• _What the task requires_: Below are some records; give them all again exactly, but not the pictures.

-- START OF Task input --

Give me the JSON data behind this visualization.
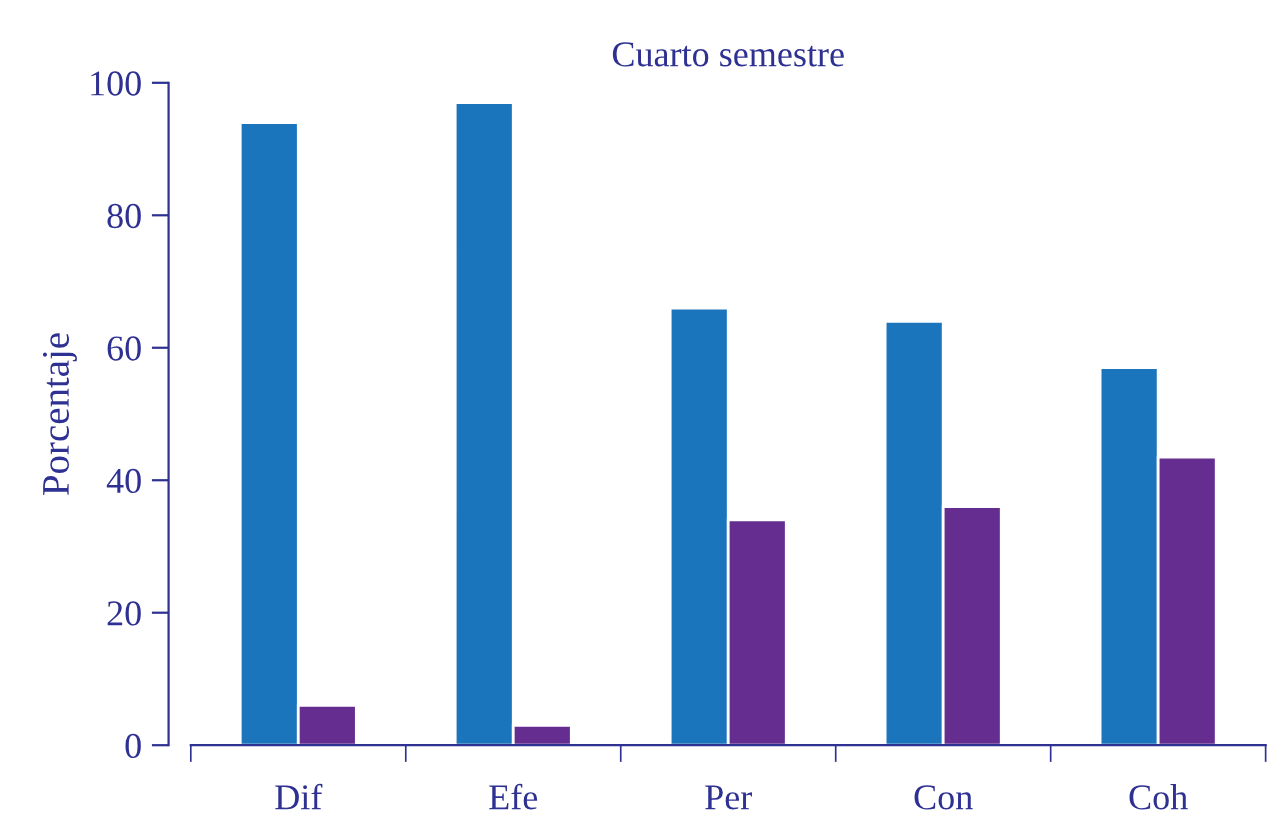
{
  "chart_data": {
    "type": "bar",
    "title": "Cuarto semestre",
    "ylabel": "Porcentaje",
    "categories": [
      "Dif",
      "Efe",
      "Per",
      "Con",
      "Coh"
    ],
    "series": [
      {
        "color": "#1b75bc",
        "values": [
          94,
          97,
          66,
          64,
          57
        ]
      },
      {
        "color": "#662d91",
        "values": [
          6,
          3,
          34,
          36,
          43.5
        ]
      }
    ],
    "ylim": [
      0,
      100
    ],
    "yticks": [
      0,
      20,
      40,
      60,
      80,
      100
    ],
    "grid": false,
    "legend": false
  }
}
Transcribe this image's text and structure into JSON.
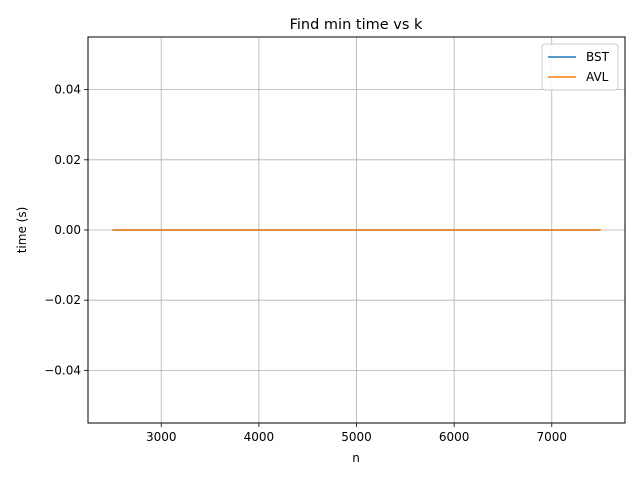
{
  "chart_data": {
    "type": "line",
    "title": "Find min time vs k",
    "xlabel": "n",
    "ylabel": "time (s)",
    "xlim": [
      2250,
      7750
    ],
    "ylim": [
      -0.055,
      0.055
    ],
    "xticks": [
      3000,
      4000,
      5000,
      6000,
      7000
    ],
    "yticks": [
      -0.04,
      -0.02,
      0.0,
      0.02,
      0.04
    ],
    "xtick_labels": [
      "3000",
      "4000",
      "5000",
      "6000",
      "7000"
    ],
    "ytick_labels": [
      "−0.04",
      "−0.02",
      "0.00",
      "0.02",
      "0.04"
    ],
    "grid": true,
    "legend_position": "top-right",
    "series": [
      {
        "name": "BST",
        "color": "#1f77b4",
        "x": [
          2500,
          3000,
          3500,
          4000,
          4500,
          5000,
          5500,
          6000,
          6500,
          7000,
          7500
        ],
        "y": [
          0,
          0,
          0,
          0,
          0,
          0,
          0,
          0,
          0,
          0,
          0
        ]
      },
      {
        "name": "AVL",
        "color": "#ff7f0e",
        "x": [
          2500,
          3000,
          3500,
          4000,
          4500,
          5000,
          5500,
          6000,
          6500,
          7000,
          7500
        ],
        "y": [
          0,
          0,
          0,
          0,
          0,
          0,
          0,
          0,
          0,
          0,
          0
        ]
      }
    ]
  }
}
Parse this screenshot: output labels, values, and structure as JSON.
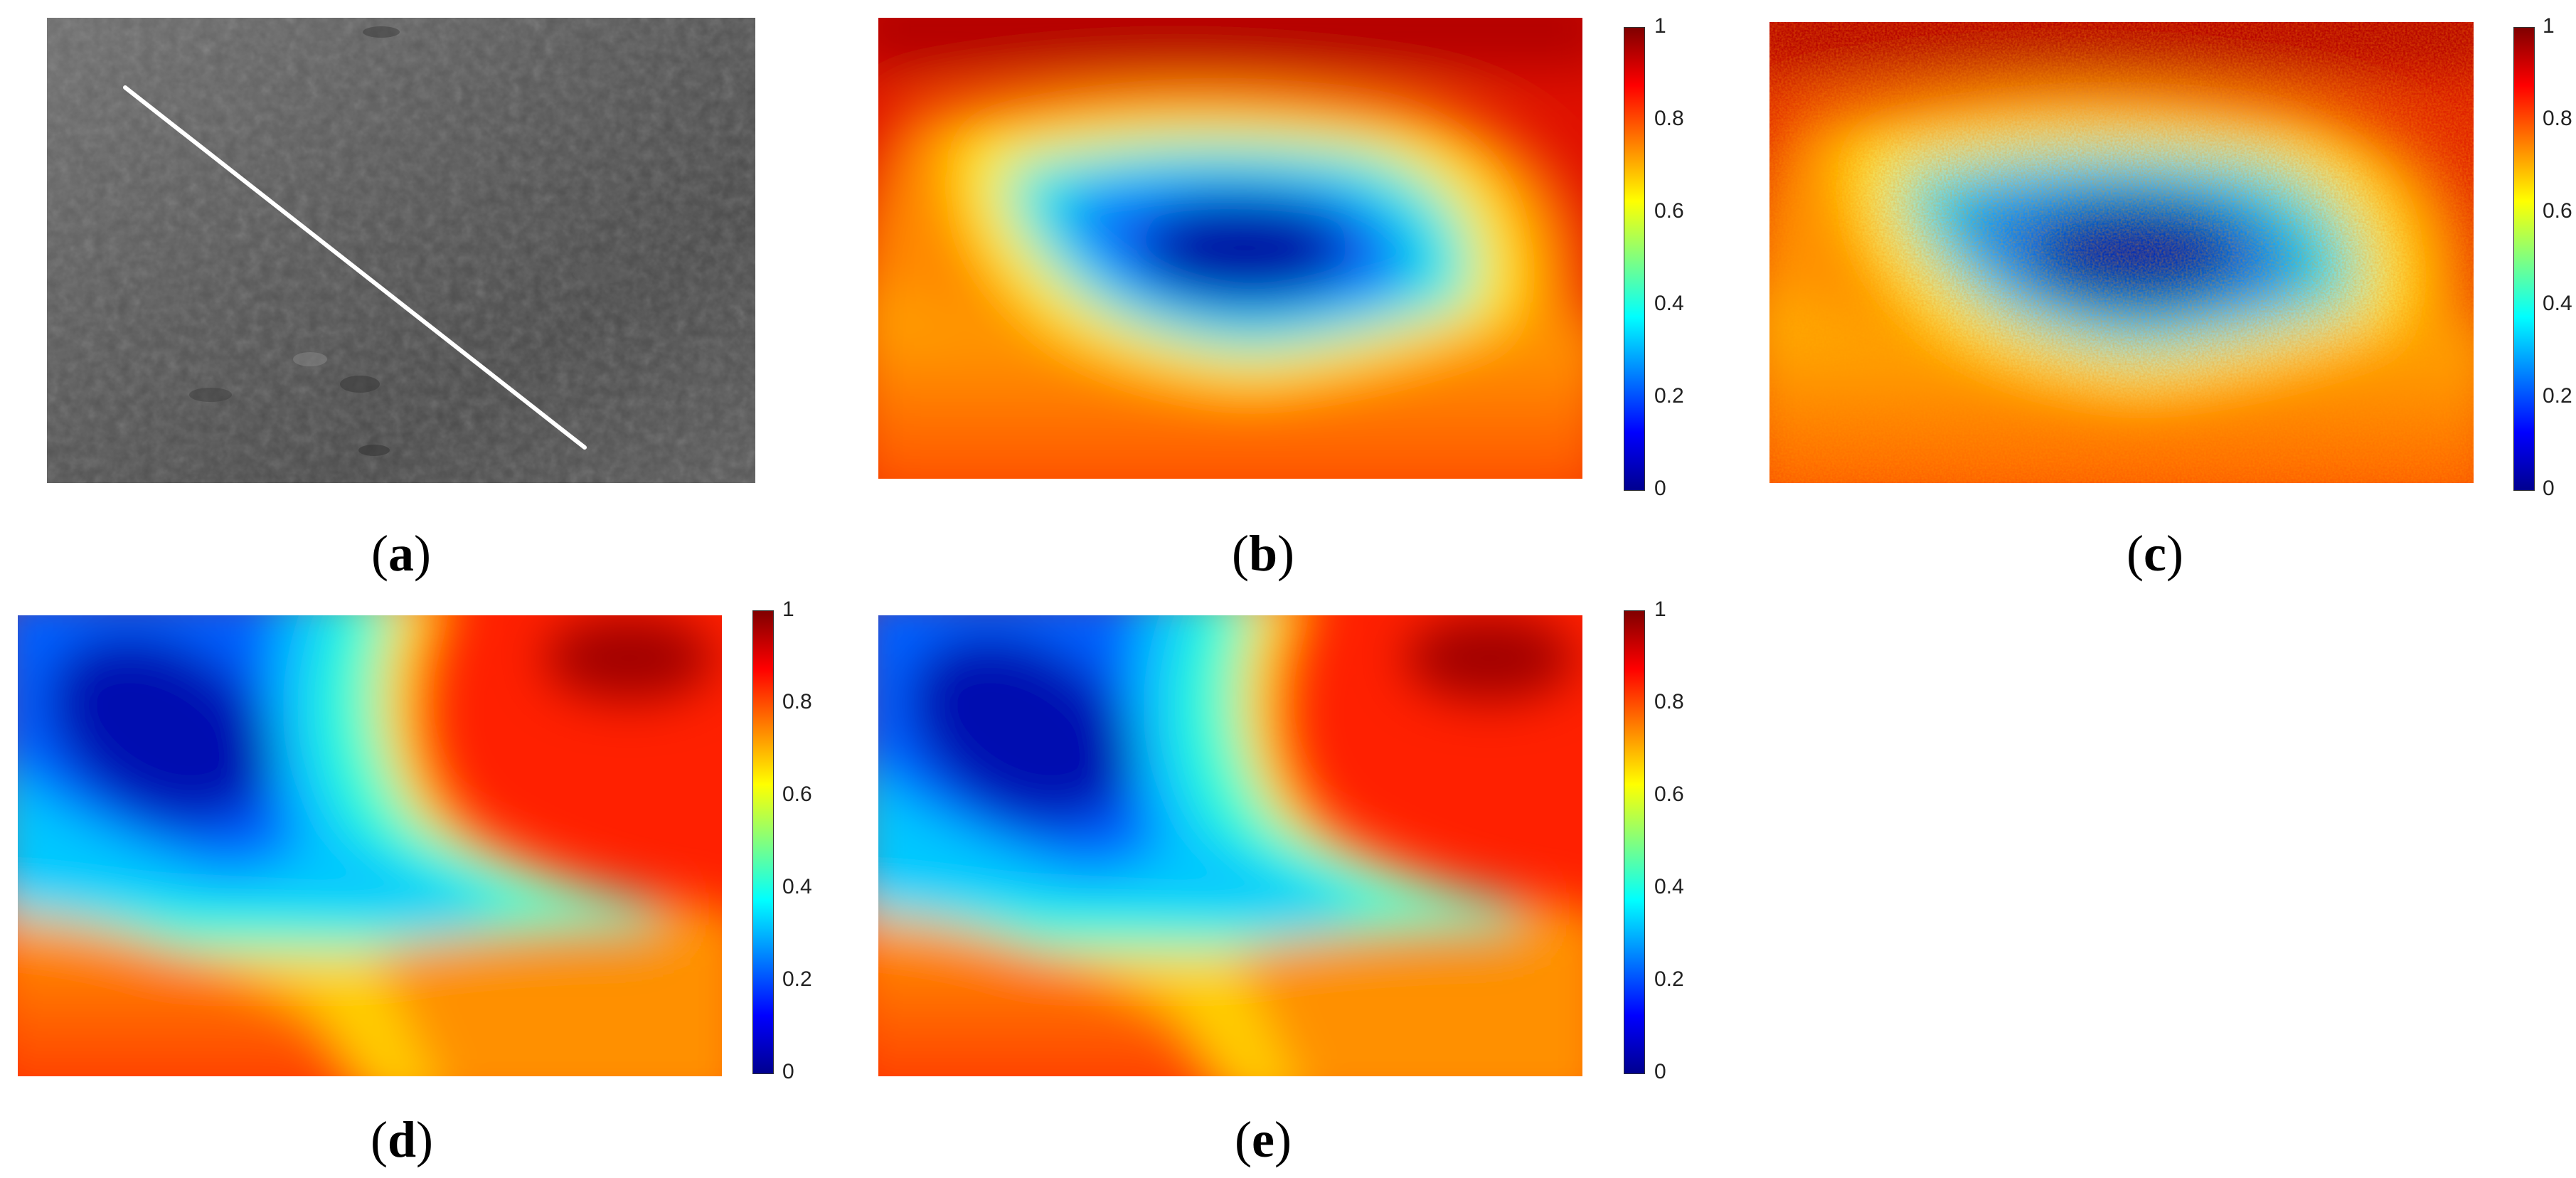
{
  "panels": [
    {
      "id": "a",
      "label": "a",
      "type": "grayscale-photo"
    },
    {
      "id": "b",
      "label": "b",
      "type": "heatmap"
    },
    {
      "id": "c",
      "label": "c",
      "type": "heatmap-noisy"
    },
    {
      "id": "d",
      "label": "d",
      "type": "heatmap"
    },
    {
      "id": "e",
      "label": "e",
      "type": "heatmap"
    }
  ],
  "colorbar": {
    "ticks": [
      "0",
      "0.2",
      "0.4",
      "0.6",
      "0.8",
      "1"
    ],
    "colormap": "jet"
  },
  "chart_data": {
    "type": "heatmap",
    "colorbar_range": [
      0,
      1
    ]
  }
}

-- END OF Task input --

• _Result_:
Give me the JSON data behind this visualization.
{
  "chart_data": {
    "type": "bar",
    "title": "Cuarto semestre",
    "ylabel": "Porcentaje",
    "categories": [
      "Dif",
      "Efe",
      "Per",
      "Con",
      "Coh"
    ],
    "series": [
      {
        "color": "#1b75bc",
        "values": [
          94,
          97,
          66,
          64,
          57
        ]
      },
      {
        "color": "#662d91",
        "values": [
          6,
          3,
          34,
          36,
          43.5
        ]
      }
    ],
    "ylim": [
      0,
      100
    ],
    "yticks": [
      0,
      20,
      40,
      60,
      80,
      100
    ],
    "grid": false,
    "legend": false
  }
}
Transcribe this image's text and structure into JSON.
{
  "chart_data": {
    "type": "line",
    "title": "Find min time vs k",
    "xlabel": "n",
    "ylabel": "time (s)",
    "xlim": [
      2250,
      7750
    ],
    "ylim": [
      -0.055,
      0.055
    ],
    "xticks": [
      3000,
      4000,
      5000,
      6000,
      7000
    ],
    "yticks": [
      -0.04,
      -0.02,
      0.0,
      0.02,
      0.04
    ],
    "xtick_labels": [
      "3000",
      "4000",
      "5000",
      "6000",
      "7000"
    ],
    "ytick_labels": [
      "−0.04",
      "−0.02",
      "0.00",
      "0.02",
      "0.04"
    ],
    "grid": true,
    "legend_position": "top-right",
    "series": [
      {
        "name": "BST",
        "color": "#1f77b4",
        "x": [
          2500,
          3000,
          3500,
          4000,
          4500,
          5000,
          5500,
          6000,
          6500,
          7000,
          7500
        ],
        "y": [
          0,
          0,
          0,
          0,
          0,
          0,
          0,
          0,
          0,
          0,
          0
        ]
      },
      {
        "name": "AVL",
        "color": "#ff7f0e",
        "x": [
          2500,
          3000,
          3500,
          4000,
          4500,
          5000,
          5500,
          6000,
          6500,
          7000,
          7500
        ],
        "y": [
          0,
          0,
          0,
          0,
          0,
          0,
          0,
          0,
          0,
          0,
          0
        ]
      }
    ]
  }
}
Parse this screenshot: output labels, values, and structure as JSON.
{
  "panels": [
    {
      "id": "a",
      "label": "a",
      "type": "grayscale-photo"
    },
    {
      "id": "b",
      "label": "b",
      "type": "heatmap"
    },
    {
      "id": "c",
      "label": "c",
      "type": "heatmap-noisy"
    },
    {
      "id": "d",
      "label": "d",
      "type": "heatmap"
    },
    {
      "id": "e",
      "label": "e",
      "type": "heatmap"
    }
  ],
  "colorbar": {
    "ticks": [
      "0",
      "0.2",
      "0.4",
      "0.6",
      "0.8",
      "1"
    ],
    "colormap": "jet"
  },
  "chart_data": {
    "type": "heatmap",
    "colorbar_range": [
      0,
      1
    ]
  }
}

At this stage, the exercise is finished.